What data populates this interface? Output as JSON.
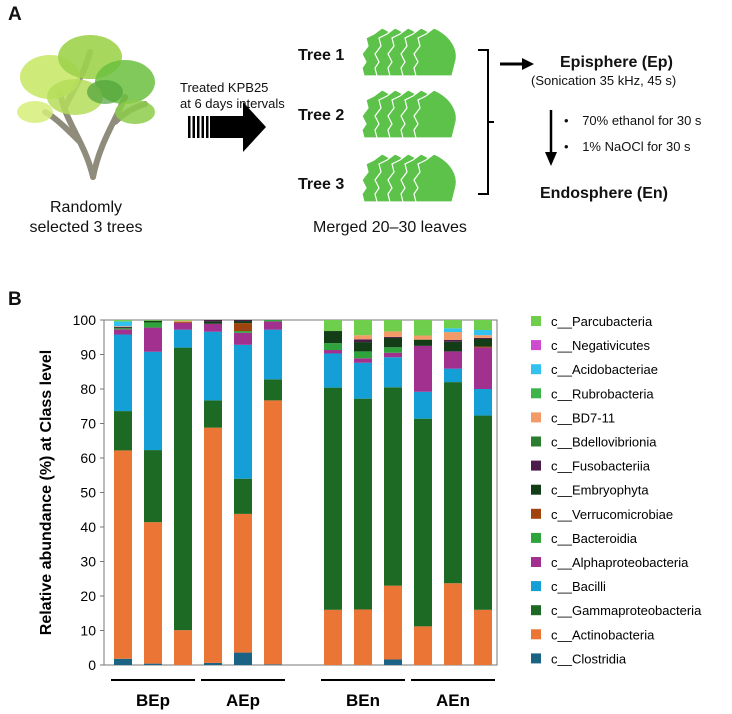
{
  "panel_a": {
    "label": "A",
    "tree_caption_line1": "Randomly",
    "tree_caption_line2": "selected 3 trees",
    "treatment_line1": "Treated KPB25",
    "treatment_line2": "at 6 days intervals",
    "trees": [
      "Tree 1",
      "Tree 2",
      "Tree 3"
    ],
    "leaves_caption": "Merged 20–30 leaves",
    "episphere": "Episphere (Ep)",
    "episphere_method": "(Sonication 35 kHz, 45 s)",
    "steps": [
      "70% ethanol for 30 s",
      "1% NaOCl for 30 s"
    ],
    "bullet": "•",
    "endosphere": "Endosphere (En)",
    "colors": {
      "leaf": "#5cc24a",
      "arrow": "#000000"
    }
  },
  "panel_b": {
    "label": "B"
  },
  "chart_data": {
    "type": "bar",
    "stacked": true,
    "ylabel": "Relative abundance (%) at Class level",
    "ylim": [
      0,
      100
    ],
    "yticks": [
      "0",
      "10",
      "20",
      "30",
      "40",
      "50",
      "60",
      "70",
      "80",
      "90",
      "100"
    ],
    "grid": false,
    "legend_placement": "right",
    "groups": [
      {
        "label": "BEp",
        "bars": [
          0,
          1,
          2
        ]
      },
      {
        "label": "AEp",
        "bars": [
          3,
          4,
          5
        ]
      },
      {
        "label": "BEn",
        "bars": [
          6,
          7,
          8
        ]
      },
      {
        "label": "AEn",
        "bars": [
          9,
          10,
          11
        ]
      }
    ],
    "series": [
      {
        "name": "c__Clostridia",
        "color": "#1b6384",
        "values": [
          1.8,
          0.4,
          0,
          0.6,
          3.6,
          0.2,
          0,
          0,
          1.6,
          0,
          0,
          0
        ]
      },
      {
        "name": "c__Actinobacteria",
        "color": "#ea7535",
        "values": [
          60.4,
          41.0,
          10.1,
          68.2,
          40.2,
          76.5,
          16.0,
          16.1,
          21.4,
          11.2,
          23.7,
          16.0
        ]
      },
      {
        "name": "c__Gammaproteobacteria",
        "color": "#1d6a24",
        "values": [
          11.4,
          20.9,
          81.9,
          7.9,
          10.2,
          6.1,
          64.4,
          61.1,
          57.5,
          60.2,
          58.3,
          56.3
        ]
      },
      {
        "name": "c__Bacilli",
        "color": "#149fd6",
        "values": [
          22.2,
          28.5,
          5.2,
          19.9,
          38.8,
          14.4,
          9.9,
          10.4,
          8.7,
          7.8,
          3.9,
          7.7
        ]
      },
      {
        "name": "c__Alphaproteobacteria",
        "color": "#a1308f",
        "values": [
          1.5,
          7.0,
          2.0,
          2.3,
          3.5,
          2.4,
          1.0,
          1.3,
          1.3,
          13.3,
          5.0,
          12.0
        ]
      },
      {
        "name": "c__Bacteroidia",
        "color": "#2fa33c",
        "values": [
          0.3,
          1.5,
          0,
          0,
          0.5,
          0.4,
          2.0,
          2.0,
          1.6,
          0,
          0,
          0
        ]
      },
      {
        "name": "c__Verrucomicrobiae",
        "color": "#a1430f",
        "values": [
          0,
          0,
          0.3,
          0,
          2.3,
          0,
          0,
          0,
          0,
          0,
          0,
          0.3
        ]
      },
      {
        "name": "c__Embryophyta",
        "color": "#123d17",
        "values": [
          0.2,
          0.5,
          0,
          0.7,
          0.6,
          0,
          3.5,
          2.7,
          2.7,
          1.8,
          2.8,
          2.2
        ]
      },
      {
        "name": "c__Fusobacteriia",
        "color": "#4b1c49",
        "values": [
          0.2,
          0,
          0,
          0.4,
          0.3,
          0,
          0,
          0.8,
          0.3,
          0,
          0.5,
          0.3
        ]
      },
      {
        "name": "c__Bdellovibrionia",
        "color": "#2b7d2f",
        "values": [
          0,
          0,
          0,
          0,
          0,
          0,
          0,
          0,
          0,
          0,
          0,
          0
        ]
      },
      {
        "name": "c__BD7-11",
        "color": "#f29a68",
        "values": [
          0.2,
          0,
          0.3,
          0,
          0,
          0,
          0,
          1.2,
          1.6,
          1.2,
          2.3,
          0.8
        ]
      },
      {
        "name": "c__Rubrobacteria",
        "color": "#3cb44a",
        "values": [
          0,
          0,
          0,
          0,
          0,
          0,
          0,
          0,
          0,
          0,
          0,
          0
        ]
      },
      {
        "name": "c__Acidobacteriae",
        "color": "#33c2ef",
        "values": [
          1.4,
          0,
          0,
          0,
          0,
          0,
          0,
          0,
          0,
          0,
          1.1,
          1.5
        ]
      },
      {
        "name": "c__Negativicutes",
        "color": "#d04ad0",
        "values": [
          0,
          0,
          0,
          0,
          0,
          0,
          0,
          0,
          0,
          0,
          0,
          0
        ]
      },
      {
        "name": "c__Parcubacteria",
        "color": "#6fcf4c",
        "values": [
          0.4,
          0.2,
          0.2,
          0,
          0,
          0,
          3.2,
          4.4,
          3.3,
          4.5,
          2.4,
          2.9
        ]
      }
    ]
  }
}
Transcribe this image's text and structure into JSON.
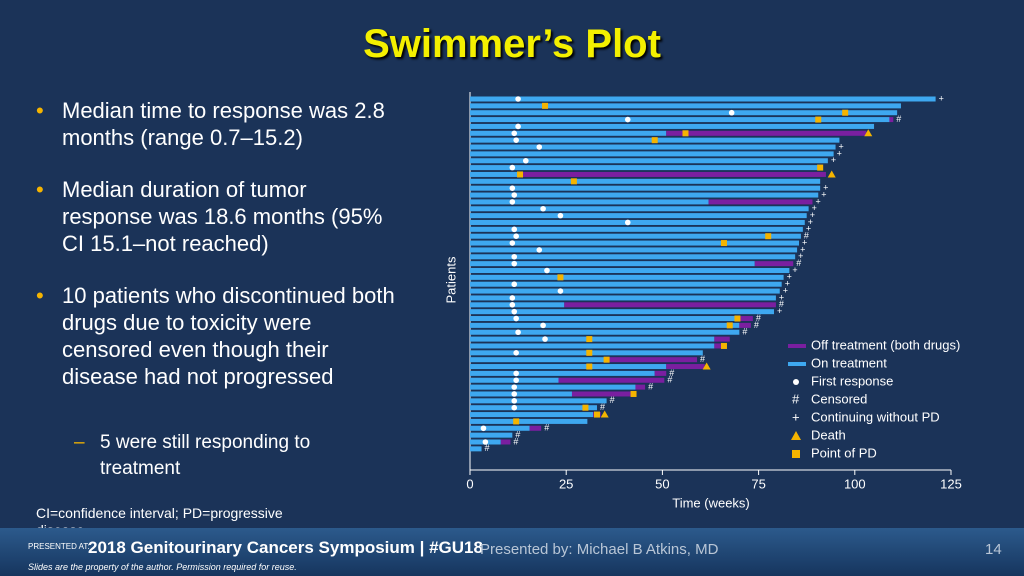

- Task prompt
Looking through the records, copy out every line in which the word "JSON" is found.

- Task output
What data populates this interface? Output as JSON.
Transcribe this image's text and structure into JSON.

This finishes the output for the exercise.